▸ Task goal: Collect each line of the records containing the string "Combretois".

▸ Provided records:
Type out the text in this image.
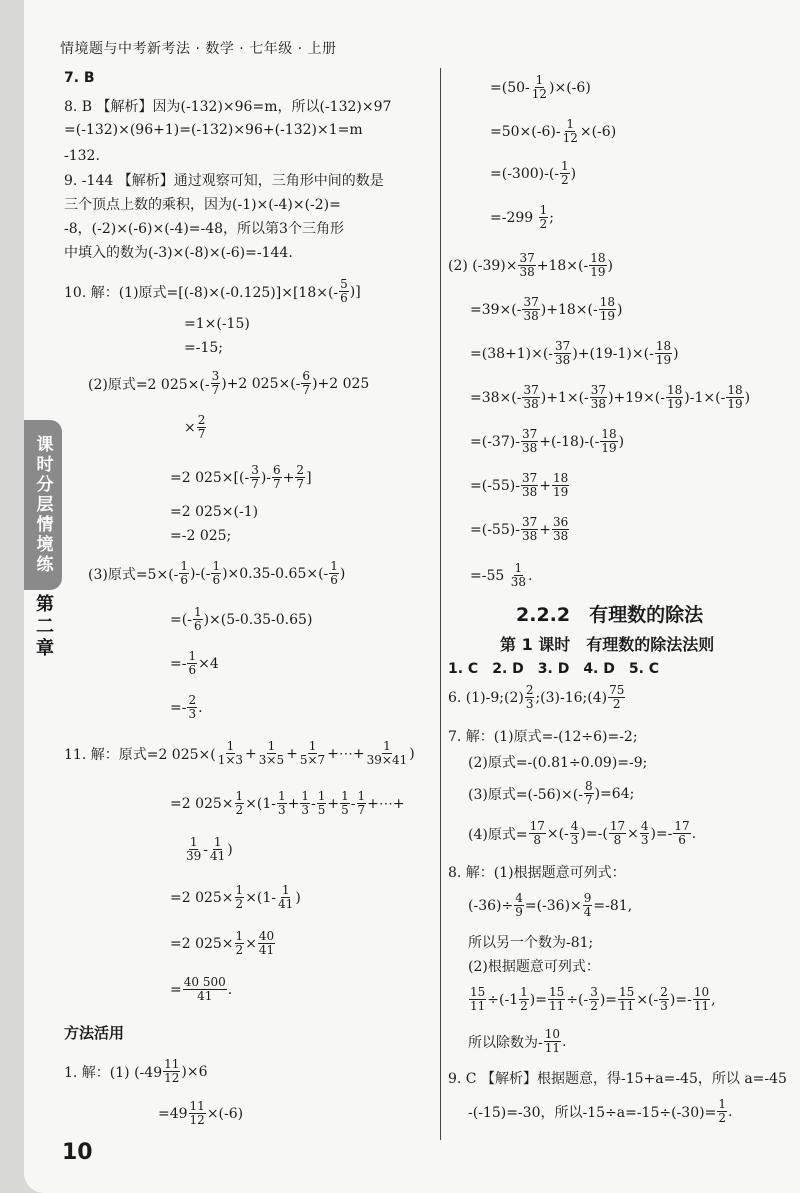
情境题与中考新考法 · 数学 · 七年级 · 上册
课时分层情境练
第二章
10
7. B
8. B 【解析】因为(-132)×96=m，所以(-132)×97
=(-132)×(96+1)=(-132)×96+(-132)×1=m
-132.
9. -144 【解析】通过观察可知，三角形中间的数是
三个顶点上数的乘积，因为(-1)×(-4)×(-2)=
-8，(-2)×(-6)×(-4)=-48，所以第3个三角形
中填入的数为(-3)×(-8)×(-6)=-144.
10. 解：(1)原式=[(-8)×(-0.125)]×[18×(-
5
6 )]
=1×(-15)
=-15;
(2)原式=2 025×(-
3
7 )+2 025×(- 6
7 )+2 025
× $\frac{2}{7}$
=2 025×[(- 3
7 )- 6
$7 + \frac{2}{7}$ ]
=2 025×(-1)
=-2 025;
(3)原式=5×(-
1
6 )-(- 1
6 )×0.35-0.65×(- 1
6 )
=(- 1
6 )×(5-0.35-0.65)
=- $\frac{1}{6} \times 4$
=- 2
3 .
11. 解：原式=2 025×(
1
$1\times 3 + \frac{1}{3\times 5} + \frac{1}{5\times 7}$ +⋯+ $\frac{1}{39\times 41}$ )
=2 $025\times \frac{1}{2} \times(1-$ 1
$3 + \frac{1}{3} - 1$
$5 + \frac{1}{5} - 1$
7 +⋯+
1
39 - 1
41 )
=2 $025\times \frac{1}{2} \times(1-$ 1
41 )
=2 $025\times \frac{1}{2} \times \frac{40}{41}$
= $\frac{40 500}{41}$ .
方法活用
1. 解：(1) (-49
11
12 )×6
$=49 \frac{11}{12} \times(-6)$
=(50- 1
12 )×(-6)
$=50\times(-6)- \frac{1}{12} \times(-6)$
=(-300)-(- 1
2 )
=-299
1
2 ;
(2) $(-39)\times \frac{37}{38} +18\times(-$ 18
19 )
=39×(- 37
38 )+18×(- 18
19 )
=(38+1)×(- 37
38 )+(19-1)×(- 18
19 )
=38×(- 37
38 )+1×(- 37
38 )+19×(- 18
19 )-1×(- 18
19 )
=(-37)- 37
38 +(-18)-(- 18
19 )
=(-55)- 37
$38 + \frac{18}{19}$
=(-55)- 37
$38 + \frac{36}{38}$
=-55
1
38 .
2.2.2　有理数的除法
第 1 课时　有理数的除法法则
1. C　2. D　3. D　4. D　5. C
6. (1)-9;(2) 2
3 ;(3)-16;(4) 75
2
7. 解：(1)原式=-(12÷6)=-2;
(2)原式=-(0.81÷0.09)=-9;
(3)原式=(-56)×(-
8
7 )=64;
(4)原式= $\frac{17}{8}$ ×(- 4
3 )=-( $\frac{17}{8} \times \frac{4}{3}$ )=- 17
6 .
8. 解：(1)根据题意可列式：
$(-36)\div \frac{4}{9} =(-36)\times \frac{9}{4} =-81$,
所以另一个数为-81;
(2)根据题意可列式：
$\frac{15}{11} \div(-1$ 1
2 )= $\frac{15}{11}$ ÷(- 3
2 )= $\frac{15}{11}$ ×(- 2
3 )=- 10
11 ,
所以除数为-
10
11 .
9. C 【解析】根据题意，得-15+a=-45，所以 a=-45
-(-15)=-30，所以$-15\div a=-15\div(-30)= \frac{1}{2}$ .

--

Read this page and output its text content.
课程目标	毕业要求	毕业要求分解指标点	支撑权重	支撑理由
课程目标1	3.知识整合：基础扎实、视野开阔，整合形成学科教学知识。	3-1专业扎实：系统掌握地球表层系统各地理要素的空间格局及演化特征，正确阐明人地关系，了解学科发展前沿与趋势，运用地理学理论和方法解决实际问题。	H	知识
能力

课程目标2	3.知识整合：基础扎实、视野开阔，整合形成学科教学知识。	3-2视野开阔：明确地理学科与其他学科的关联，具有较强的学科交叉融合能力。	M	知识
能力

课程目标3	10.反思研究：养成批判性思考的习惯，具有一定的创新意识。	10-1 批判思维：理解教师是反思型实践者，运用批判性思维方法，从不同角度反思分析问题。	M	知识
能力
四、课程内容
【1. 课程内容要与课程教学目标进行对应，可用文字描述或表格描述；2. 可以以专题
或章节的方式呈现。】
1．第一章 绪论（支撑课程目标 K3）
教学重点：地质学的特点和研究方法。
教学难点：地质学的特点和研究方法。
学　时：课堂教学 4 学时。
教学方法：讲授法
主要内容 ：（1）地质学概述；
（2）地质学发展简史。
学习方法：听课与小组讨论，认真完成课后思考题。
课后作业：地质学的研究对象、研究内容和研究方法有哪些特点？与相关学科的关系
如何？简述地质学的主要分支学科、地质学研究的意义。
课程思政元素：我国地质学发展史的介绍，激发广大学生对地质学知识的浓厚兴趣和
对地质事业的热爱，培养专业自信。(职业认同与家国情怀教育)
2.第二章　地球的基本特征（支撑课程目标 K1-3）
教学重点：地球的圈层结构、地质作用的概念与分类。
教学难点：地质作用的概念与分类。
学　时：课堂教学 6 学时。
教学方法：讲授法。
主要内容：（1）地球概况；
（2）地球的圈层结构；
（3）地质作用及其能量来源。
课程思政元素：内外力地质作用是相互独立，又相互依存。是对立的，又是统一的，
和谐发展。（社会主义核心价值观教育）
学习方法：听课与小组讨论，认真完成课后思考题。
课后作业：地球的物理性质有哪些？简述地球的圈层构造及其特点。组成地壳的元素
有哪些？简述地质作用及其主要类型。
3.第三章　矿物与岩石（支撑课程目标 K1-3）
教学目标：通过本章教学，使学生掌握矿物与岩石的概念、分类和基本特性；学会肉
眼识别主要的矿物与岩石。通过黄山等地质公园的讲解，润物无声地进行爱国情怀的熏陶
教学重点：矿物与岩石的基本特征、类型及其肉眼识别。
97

* * *

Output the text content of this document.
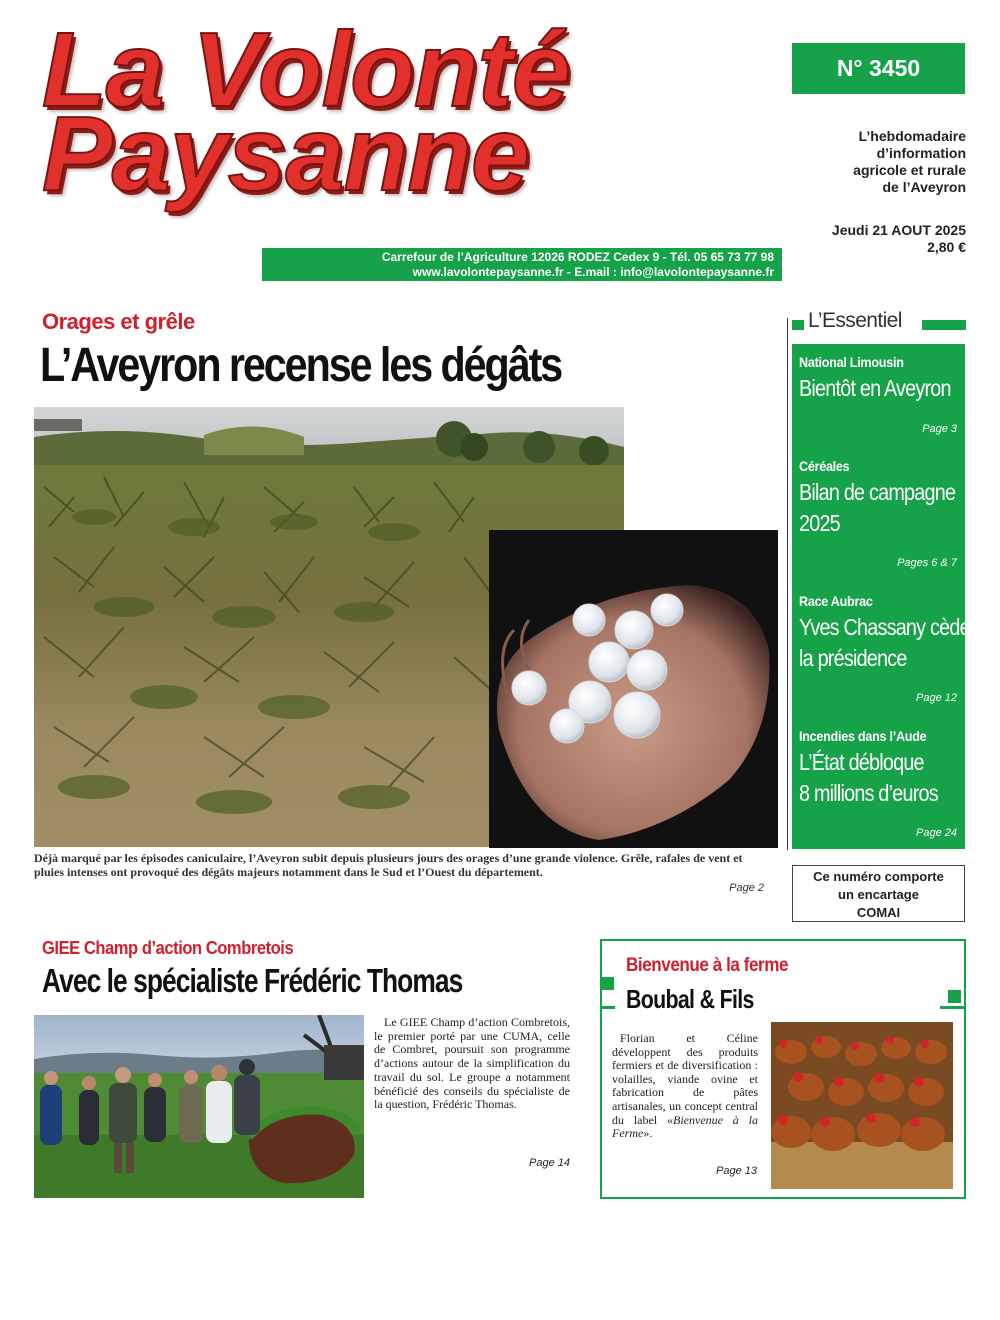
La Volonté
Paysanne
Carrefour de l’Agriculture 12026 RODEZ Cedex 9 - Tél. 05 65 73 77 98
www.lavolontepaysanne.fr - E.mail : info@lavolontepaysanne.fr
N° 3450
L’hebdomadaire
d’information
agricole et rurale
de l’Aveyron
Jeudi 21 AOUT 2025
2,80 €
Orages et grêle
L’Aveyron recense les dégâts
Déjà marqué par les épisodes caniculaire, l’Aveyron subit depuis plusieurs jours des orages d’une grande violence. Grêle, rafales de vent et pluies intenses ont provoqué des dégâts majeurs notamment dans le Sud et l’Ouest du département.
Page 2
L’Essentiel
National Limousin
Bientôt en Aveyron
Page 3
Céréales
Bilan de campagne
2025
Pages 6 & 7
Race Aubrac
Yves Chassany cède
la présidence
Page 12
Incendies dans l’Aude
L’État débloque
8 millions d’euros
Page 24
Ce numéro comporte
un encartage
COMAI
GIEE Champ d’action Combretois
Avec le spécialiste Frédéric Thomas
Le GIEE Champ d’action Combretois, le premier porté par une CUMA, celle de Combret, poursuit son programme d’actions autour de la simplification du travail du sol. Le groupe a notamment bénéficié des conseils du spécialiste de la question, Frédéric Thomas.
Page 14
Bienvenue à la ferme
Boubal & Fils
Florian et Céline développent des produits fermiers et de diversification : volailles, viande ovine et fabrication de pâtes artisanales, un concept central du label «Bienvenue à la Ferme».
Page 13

▸ In response:
GIEE Champ d’action Combretois
Le GIEE Champ d’action Combretois, le premier porté par une CUMA, celle de Combret, poursuit son programme d’actions autour de la simplification du travail du sol. Le groupe a notamment bénéficié des conseils du spécialiste de la question, Frédéric Thomas.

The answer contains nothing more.